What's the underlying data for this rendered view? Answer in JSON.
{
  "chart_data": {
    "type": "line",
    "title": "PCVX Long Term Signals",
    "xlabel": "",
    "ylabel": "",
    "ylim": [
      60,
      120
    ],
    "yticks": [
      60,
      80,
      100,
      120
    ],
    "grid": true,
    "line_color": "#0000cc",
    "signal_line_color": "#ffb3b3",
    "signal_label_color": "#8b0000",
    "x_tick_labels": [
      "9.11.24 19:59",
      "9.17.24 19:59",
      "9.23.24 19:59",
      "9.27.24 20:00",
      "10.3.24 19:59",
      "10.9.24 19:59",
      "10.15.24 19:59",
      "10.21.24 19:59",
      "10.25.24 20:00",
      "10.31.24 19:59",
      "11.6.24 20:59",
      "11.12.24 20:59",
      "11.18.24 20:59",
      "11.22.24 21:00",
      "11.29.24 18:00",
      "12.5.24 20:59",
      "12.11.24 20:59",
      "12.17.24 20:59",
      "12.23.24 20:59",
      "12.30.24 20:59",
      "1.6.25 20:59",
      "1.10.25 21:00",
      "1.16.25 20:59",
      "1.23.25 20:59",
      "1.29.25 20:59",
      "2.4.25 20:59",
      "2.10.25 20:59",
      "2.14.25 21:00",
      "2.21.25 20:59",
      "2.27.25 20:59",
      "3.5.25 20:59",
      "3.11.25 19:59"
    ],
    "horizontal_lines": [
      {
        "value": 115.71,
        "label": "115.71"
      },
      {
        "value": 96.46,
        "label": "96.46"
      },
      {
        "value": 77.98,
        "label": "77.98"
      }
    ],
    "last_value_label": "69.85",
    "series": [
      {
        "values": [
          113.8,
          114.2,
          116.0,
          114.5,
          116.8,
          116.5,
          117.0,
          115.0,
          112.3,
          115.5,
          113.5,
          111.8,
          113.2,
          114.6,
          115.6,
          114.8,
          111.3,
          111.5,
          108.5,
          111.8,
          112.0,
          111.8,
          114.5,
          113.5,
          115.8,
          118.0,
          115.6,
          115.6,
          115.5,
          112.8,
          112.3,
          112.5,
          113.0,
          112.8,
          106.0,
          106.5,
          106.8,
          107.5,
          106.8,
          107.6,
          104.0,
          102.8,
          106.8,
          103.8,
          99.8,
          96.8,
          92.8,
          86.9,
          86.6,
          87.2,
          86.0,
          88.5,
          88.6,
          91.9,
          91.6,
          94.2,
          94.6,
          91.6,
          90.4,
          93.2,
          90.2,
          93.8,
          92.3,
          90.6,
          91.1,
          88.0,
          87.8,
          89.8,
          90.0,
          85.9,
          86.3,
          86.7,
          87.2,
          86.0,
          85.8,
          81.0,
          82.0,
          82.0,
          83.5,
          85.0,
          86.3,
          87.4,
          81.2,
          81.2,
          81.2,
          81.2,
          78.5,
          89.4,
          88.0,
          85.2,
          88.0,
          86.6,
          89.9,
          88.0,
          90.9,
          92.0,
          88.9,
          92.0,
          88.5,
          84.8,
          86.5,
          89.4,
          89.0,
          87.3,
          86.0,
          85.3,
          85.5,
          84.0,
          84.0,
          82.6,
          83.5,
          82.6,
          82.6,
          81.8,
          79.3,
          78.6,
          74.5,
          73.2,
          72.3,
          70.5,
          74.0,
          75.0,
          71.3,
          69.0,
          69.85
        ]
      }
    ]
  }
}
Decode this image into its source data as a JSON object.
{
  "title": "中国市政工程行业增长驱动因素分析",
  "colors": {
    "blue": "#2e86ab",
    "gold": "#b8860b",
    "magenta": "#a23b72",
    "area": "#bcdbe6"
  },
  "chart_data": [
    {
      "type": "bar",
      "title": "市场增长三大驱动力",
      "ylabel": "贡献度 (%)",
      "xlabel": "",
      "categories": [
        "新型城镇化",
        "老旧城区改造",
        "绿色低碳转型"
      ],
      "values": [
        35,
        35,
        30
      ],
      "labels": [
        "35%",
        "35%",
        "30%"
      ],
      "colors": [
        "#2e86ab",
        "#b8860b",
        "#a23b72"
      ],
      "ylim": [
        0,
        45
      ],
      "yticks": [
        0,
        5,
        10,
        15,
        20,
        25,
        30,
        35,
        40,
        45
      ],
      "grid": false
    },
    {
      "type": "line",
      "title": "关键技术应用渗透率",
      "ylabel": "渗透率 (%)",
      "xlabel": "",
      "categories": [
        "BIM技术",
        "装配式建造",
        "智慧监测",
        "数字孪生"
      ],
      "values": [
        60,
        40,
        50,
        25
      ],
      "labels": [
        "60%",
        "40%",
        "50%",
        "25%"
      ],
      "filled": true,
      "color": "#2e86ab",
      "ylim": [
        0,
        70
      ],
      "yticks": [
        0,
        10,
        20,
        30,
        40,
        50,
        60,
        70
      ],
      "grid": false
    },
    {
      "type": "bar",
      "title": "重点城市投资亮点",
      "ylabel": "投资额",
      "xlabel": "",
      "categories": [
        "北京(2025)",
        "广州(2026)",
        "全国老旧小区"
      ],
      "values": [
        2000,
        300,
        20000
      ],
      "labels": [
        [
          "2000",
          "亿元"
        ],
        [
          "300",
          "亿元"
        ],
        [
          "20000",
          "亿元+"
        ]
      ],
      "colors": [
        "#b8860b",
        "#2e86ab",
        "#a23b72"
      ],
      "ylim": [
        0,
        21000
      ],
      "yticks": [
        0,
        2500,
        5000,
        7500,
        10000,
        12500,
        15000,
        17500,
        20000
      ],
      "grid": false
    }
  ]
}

──────

To be done »
Write out the data exactly as it stands.

Answer to this task »
What's the underlying data for this rendered view? Answer in JSON.
{
  "chart_data": {
    "type": "line",
    "title": "PCVX Long Term Signals",
    "xlabel": "",
    "ylabel": "",
    "ylim": [
      60,
      120
    ],
    "yticks": [
      60,
      80,
      100,
      120
    ],
    "grid": true,
    "line_color": "#0000cc",
    "signal_line_color": "#ffb3b3",
    "signal_label_color": "#8b0000",
    "x_tick_labels": [
      "9.11.24 19:59",
      "9.17.24 19:59",
      "9.23.24 19:59",
      "9.27.24 20:00",
      "10.3.24 19:59",
      "10.9.24 19:59",
      "10.15.24 19:59",
      "10.21.24 19:59",
      "10.25.24 20:00",
      "10.31.24 19:59",
      "11.6.24 20:59",
      "11.12.24 20:59",
      "11.18.24 20:59",
      "11.22.24 21:00",
      "11.29.24 18:00",
      "12.5.24 20:59",
      "12.11.24 20:59",
      "12.17.24 20:59",
      "12.23.24 20:59",
      "12.30.24 20:59",
      "1.6.25 20:59",
      "1.10.25 21:00",
      "1.16.25 20:59",
      "1.23.25 20:59",
      "1.29.25 20:59",
      "2.4.25 20:59",
      "2.10.25 20:59",
      "2.14.25 21:00",
      "2.21.25 20:59",
      "2.27.25 20:59",
      "3.5.25 20:59",
      "3.11.25 19:59"
    ],
    "horizontal_lines": [
      {
        "value": 115.71,
        "label": "115.71"
      },
      {
        "value": 96.46,
        "label": "96.46"
      },
      {
        "value": 77.98,
        "label": "77.98"
      }
    ],
    "last_value_label": "69.85",
    "series": [
      {
        "values": [
          113.8,
          114.2,
          116.0,
          114.5,
          116.8,
          116.5,
          117.0,
          115.0,
          112.3,
          115.5,
          113.5,
          111.8,
          113.2,
          114.6,
          115.6,
          114.8,
          111.3,
          111.5,
          108.5,
          111.8,
          112.0,
          111.8,
          114.5,
          113.5,
          115.8,
          118.0,
          115.6,
          115.6,
          115.5,
          112.8,
          112.3,
          112.5,
          113.0,
          112.8,
          106.0,
          106.5,
          106.8,
          107.5,
          106.8,
          107.6,
          104.0,
          102.8,
          106.8,
          103.8,
          99.8,
          96.8,
          92.8,
          86.9,
          86.6,
          87.2,
          86.0,
          88.5,
          88.6,
          91.9,
          91.6,
          94.2,
          94.6,
          91.6,
          90.4,
          93.2,
          90.2,
          93.8,
          92.3,
          90.6,
          91.1,
          88.0,
          87.8,
          89.8,
          90.0,
          85.9,
          86.3,
          86.7,
          87.2,
          86.0,
          85.8,
          81.0,
          82.0,
          82.0,
          83.5,
          85.0,
          86.3,
          87.4,
          81.2,
          81.2,
          81.2,
          81.2,
          78.5,
          89.4,
          88.0,
          85.2,
          88.0,
          86.6,
          89.9,
          88.0,
          90.9,
          92.0,
          88.9,
          92.0,
          88.5,
          84.8,
          86.5,
          89.4,
          89.0,
          87.3,
          86.0,
          85.3,
          85.5,
          84.0,
          84.0,
          82.6,
          83.5,
          82.6,
          82.6,
          81.8,
          79.3,
          78.6,
          74.5,
          73.2,
          72.3,
          70.5,
          74.0,
          75.0,
          71.3,
          69.0,
          69.85
        ]
      }
    ]
  }
}
Decode this image into its source data as a JSON object.
{
  "title": "中国市政工程行业增长驱动因素分析",
  "colors": {
    "blue": "#2e86ab",
    "gold": "#b8860b",
    "magenta": "#a23b72",
    "area": "#bcdbe6"
  },
  "chart_data": [
    {
      "type": "bar",
      "title": "市场增长三大驱动力",
      "ylabel": "贡献度 (%)",
      "xlabel": "",
      "categories": [
        "新型城镇化",
        "老旧城区改造",
        "绿色低碳转型"
      ],
      "values": [
        35,
        35,
        30
      ],
      "labels": [
        "35%",
        "35%",
        "30%"
      ],
      "colors": [
        "#2e86ab",
        "#b8860b",
        "#a23b72"
      ],
      "ylim": [
        0,
        45
      ],
      "yticks": [
        0,
        5,
        10,
        15,
        20,
        25,
        30,
        35,
        40,
        45
      ],
      "grid": false
    },
    {
      "type": "line",
      "title": "关键技术应用渗透率",
      "ylabel": "渗透率 (%)",
      "xlabel": "",
      "categories": [
        "BIM技术",
        "装配式建造",
        "智慧监测",
        "数字孪生"
      ],
      "values": [
        60,
        40,
        50,
        25
      ],
      "labels": [
        "60%",
        "40%",
        "50%",
        "25%"
      ],
      "filled": true,
      "color": "#2e86ab",
      "ylim": [
        0,
        70
      ],
      "yticks": [
        0,
        10,
        20,
        30,
        40,
        50,
        60,
        70
      ],
      "grid": false
    },
    {
      "type": "bar",
      "title": "重点城市投资亮点",
      "ylabel": "投资额",
      "xlabel": "",
      "categories": [
        "北京(2025)",
        "广州(2026)",
        "全国老旧小区"
      ],
      "values": [
        2000,
        300,
        20000
      ],
      "labels": [
        [
          "2000",
          "亿元"
        ],
        [
          "300",
          "亿元"
        ],
        [
          "20000",
          "亿元+"
        ]
      ],
      "colors": [
        "#b8860b",
        "#2e86ab",
        "#a23b72"
      ],
      "ylim": [
        0,
        21000
      ],
      "yticks": [
        0,
        2500,
        5000,
        7500,
        10000,
        12500,
        15000,
        17500,
        20000
      ],
      "grid": false
    }
  ]
}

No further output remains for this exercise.